▶ _THE REQUEST_
Output every line exactly as written. Leave out pictures.

(Data entries for graphics)
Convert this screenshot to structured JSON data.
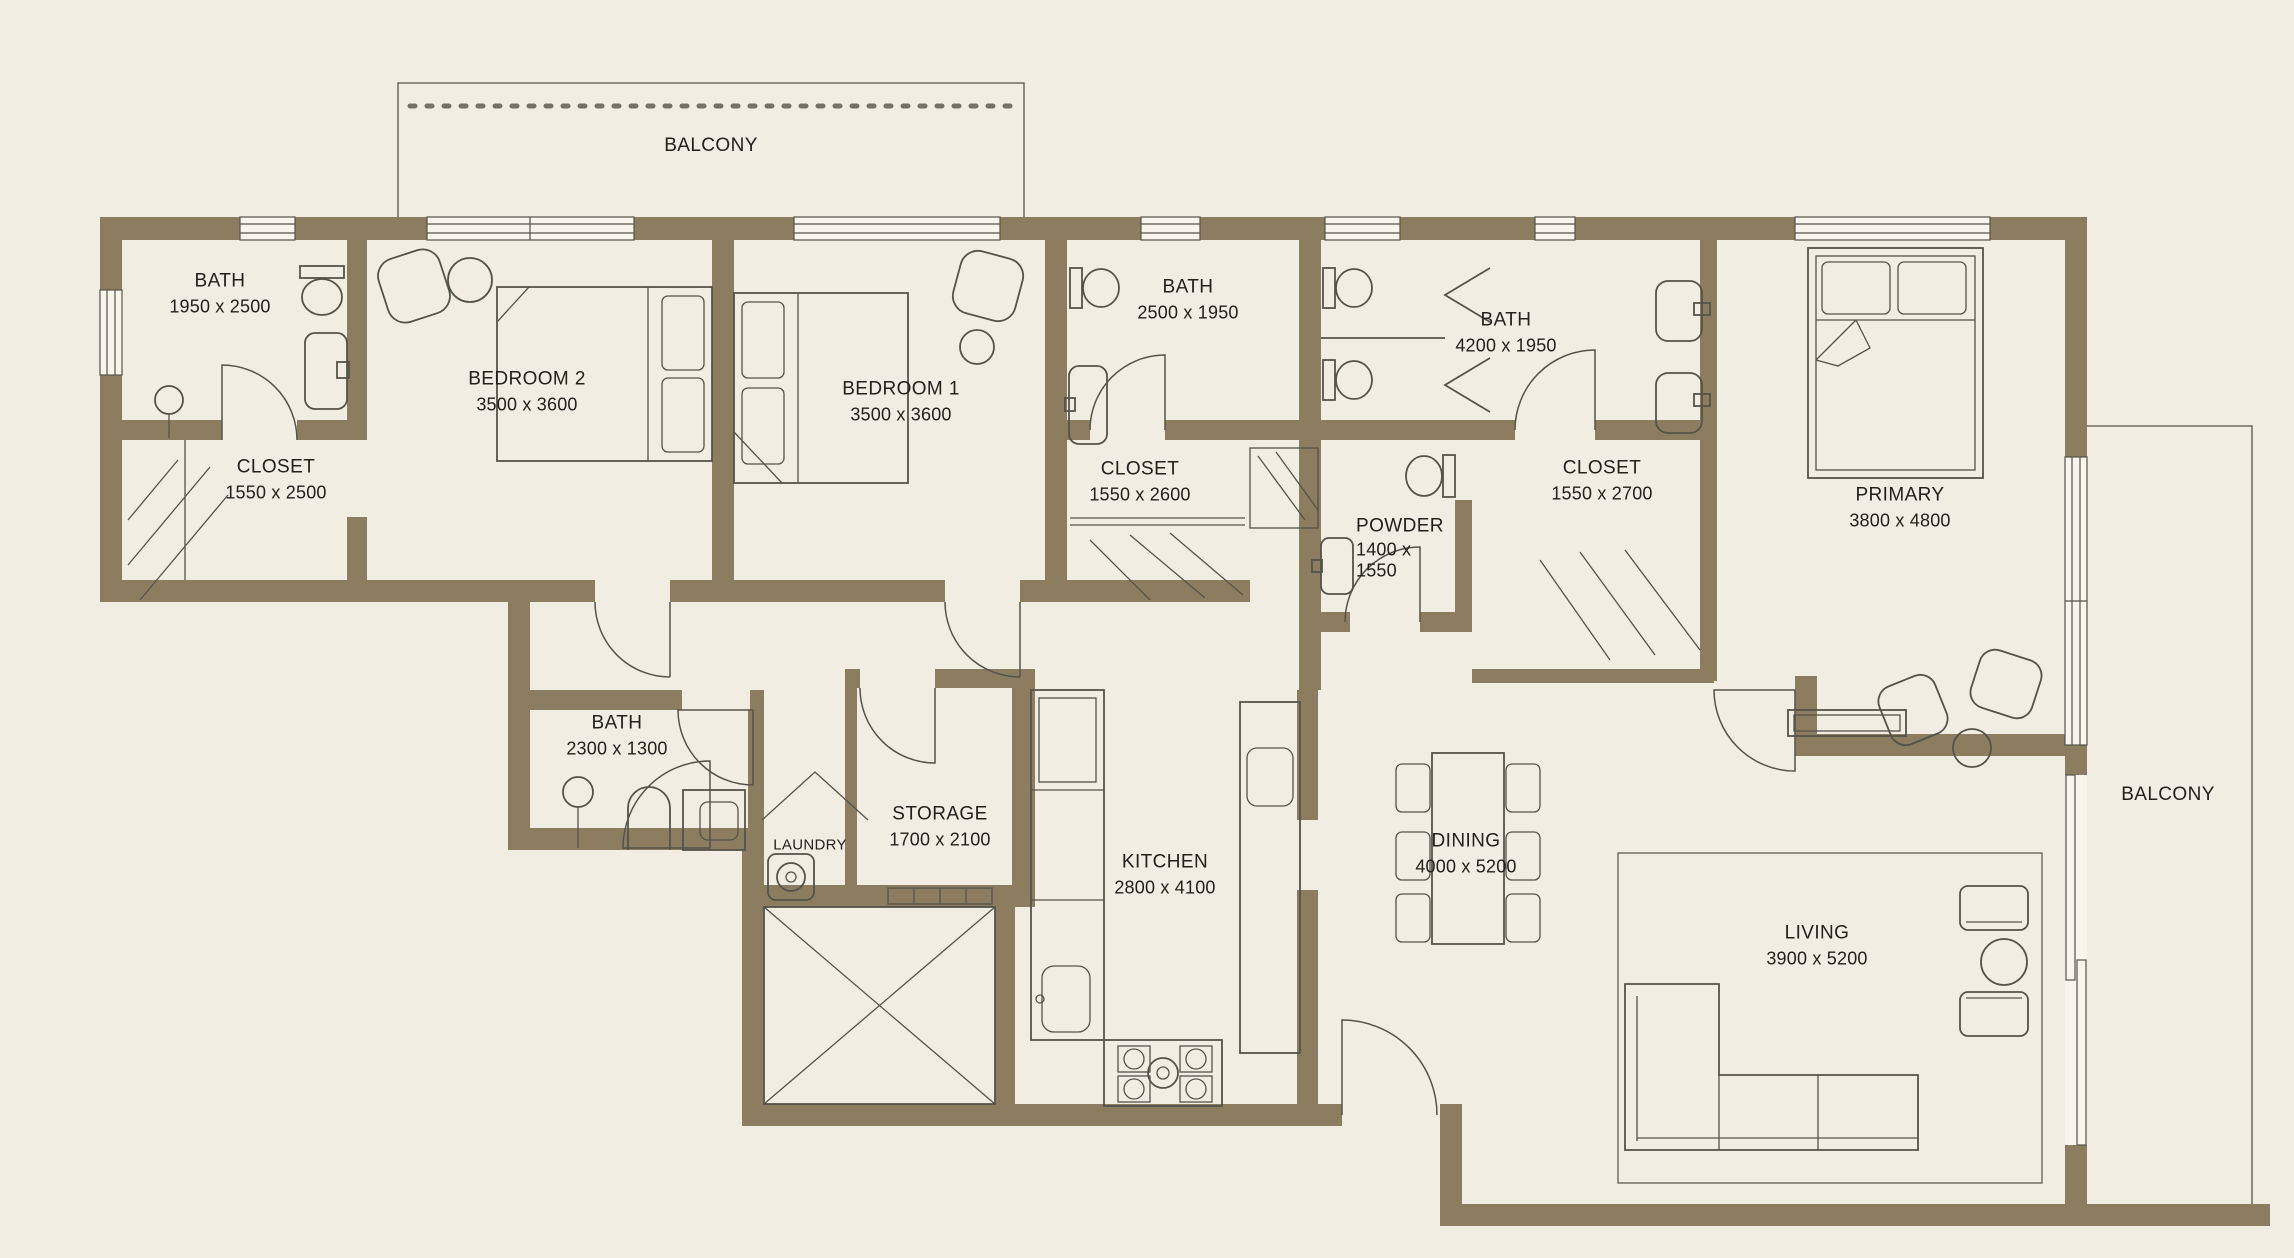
{
  "colors": {
    "wall": "#8c7d61",
    "bg": "#f2ede2",
    "line": "#54534a",
    "window": "#f9f5ec",
    "text": "#22211c"
  },
  "rooms": {
    "bath_top_left": {
      "label": "BATH",
      "dims": "1950 x 2500"
    },
    "closet_top_left": {
      "label": "CLOSET",
      "dims": "1550 x 2500"
    },
    "bedroom2": {
      "label": "BEDROOM 2",
      "dims": "3500 x 3600"
    },
    "bedroom1": {
      "label": "BEDROOM 1",
      "dims": "3500 x 3600"
    },
    "bath_mid": {
      "label": "BATH",
      "dims": "2500 x 1950"
    },
    "bath_double": {
      "label": "BATH",
      "dims": "4200 x 1950"
    },
    "closet_mid": {
      "label": "CLOSET",
      "dims": "1550 x 2600"
    },
    "powder": {
      "label": "POWDER",
      "dims": "1400 x 1550"
    },
    "closet_primary": {
      "label": "CLOSET",
      "dims": "1550 x 2700"
    },
    "primary": {
      "label": "PRIMARY",
      "dims": "3800 x 4800"
    },
    "bath_small": {
      "label": "BATH",
      "dims": "2300 x 1300"
    },
    "laundry": {
      "label": "LAUNDRY"
    },
    "storage": {
      "label": "STORAGE",
      "dims": "1700 x 2100"
    },
    "kitchen": {
      "label": "KITCHEN",
      "dims": "2800 x 4100"
    },
    "dining": {
      "label": "DINING",
      "dims": "4000 x 5200"
    },
    "living": {
      "label": "LIVING",
      "dims": "3900 x 5200"
    },
    "balcony_top": {
      "label": "BALCONY"
    },
    "balcony_right": {
      "label": "BALCONY"
    }
  }
}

▶ _WRITTEN ANSWER_
Convert this screenshot to structured JSON data.
{
  "colors": {
    "wall": "#8c7d61",
    "bg": "#f2ede2",
    "line": "#54534a",
    "window": "#f9f5ec",
    "text": "#22211c"
  },
  "rooms": {
    "bath_top_left": {
      "label": "BATH",
      "dims": "1950 x 2500"
    },
    "closet_top_left": {
      "label": "CLOSET",
      "dims": "1550 x 2500"
    },
    "bedroom2": {
      "label": "BEDROOM 2",
      "dims": "3500 x 3600"
    },
    "bedroom1": {
      "label": "BEDROOM 1",
      "dims": "3500 x 3600"
    },
    "bath_mid": {
      "label": "BATH",
      "dims": "2500 x 1950"
    },
    "bath_double": {
      "label": "BATH",
      "dims": "4200 x 1950"
    },
    "closet_mid": {
      "label": "CLOSET",
      "dims": "1550 x 2600"
    },
    "powder": {
      "label": "POWDER",
      "dims": "1400 x 1550"
    },
    "closet_primary": {
      "label": "CLOSET",
      "dims": "1550 x 2700"
    },
    "primary": {
      "label": "PRIMARY",
      "dims": "3800 x 4800"
    },
    "bath_small": {
      "label": "BATH",
      "dims": "2300 x 1300"
    },
    "laundry": {
      "label": "LAUNDRY"
    },
    "storage": {
      "label": "STORAGE",
      "dims": "1700 x 2100"
    },
    "kitchen": {
      "label": "KITCHEN",
      "dims": "2800 x 4100"
    },
    "dining": {
      "label": "DINING",
      "dims": "4000 x 5200"
    },
    "living": {
      "label": "LIVING",
      "dims": "3900 x 5200"
    },
    "balcony_top": {
      "label": "BALCONY"
    },
    "balcony_right": {
      "label": "BALCONY"
    }
  }
}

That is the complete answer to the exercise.